Source text »
------------

I'm an author, consultant, and keynote speaker specializing in customer service and hospitality; in fact, my most recent book is written specifically for the hospitality industry. But today I'd like to share some tips and philosophical thoughts on hotel stays from the perspective of the business traveler, which (no doubt like you) I frequently am.

Practical stuff

1. First thing to do when you get to your guestroom: Check the alarm clock! The previous occupant of your room may have set it to go off at some godless hour. Of course, it's a cardinal sin when the housekeeper does not check for this, but it happens all the time. So if you don't want to be ingloriously awakened at 1:15 a.m. by that honk honk honk, check for this disaster-in-waiting yourself.

2. Even before you get to your room: If you're a light sleeper, when you choose a room at the front desk insist on one that doesn't have a connecting door cut into the wall. Otherwise, you're going to hear every time the neighbors sneeze (or worse!).

3. Other factors that can improve your sleep? Bring earplugs. Bring an eyepatch. Set the fan on the HVAC to "low" or "high" rather than "auto," so it's not constantly switching on or off. Avoid a room that's near an ice machine or an elevator. Get a corner room if you can. Get a high floor if you can. But most of all, insist on point 2, because having a solid wall rather than a connecting doorway matters the most.

------------

Given data »
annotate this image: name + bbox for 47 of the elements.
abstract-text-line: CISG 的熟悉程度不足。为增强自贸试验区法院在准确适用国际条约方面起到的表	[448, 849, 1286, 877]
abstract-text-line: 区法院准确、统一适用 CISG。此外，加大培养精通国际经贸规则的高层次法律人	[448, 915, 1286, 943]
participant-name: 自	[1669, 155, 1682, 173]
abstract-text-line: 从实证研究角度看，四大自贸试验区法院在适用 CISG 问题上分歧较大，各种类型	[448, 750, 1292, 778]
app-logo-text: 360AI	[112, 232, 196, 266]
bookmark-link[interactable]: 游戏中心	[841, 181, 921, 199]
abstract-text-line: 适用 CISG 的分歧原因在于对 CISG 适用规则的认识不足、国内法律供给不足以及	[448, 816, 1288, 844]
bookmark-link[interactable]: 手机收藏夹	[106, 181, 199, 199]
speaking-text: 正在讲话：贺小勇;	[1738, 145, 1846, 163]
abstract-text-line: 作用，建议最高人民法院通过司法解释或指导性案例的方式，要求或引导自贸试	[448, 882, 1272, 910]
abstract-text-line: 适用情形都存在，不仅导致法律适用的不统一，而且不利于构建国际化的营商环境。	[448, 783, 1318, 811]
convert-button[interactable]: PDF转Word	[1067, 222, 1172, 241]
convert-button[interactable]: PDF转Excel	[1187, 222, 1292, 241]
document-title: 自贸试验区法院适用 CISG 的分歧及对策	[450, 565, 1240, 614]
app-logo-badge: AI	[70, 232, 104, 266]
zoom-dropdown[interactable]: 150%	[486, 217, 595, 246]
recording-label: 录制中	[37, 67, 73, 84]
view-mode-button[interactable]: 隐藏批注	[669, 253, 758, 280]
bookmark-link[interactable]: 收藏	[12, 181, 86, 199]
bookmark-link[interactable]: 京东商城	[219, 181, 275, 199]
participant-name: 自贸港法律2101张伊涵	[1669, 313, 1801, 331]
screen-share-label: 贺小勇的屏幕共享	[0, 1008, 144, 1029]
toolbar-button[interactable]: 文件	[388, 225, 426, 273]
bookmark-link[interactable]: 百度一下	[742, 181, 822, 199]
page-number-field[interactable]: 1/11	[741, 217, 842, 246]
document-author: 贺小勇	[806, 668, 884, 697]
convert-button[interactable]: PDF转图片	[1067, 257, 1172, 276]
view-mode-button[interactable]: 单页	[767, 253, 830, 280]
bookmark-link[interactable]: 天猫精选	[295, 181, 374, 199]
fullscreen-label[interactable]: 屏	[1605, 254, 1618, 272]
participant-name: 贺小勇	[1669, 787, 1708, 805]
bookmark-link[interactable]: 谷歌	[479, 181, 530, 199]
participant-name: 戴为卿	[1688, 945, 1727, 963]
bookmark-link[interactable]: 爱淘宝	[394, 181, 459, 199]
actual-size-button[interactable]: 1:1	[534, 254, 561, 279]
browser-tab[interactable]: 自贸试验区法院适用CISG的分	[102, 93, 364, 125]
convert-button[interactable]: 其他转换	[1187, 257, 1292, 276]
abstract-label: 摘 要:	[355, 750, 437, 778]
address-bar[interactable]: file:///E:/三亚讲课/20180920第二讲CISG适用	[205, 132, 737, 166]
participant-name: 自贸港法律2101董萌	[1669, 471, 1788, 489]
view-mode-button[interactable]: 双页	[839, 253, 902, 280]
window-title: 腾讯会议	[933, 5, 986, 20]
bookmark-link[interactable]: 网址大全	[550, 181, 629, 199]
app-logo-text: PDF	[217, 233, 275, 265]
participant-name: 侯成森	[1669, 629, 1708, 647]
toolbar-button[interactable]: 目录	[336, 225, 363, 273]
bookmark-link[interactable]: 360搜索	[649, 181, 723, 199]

------------

Work required »
In the hotel-stay tips, what is the first thing to check on reaching your guestroom?

Solution to this problem »
The alarm clock.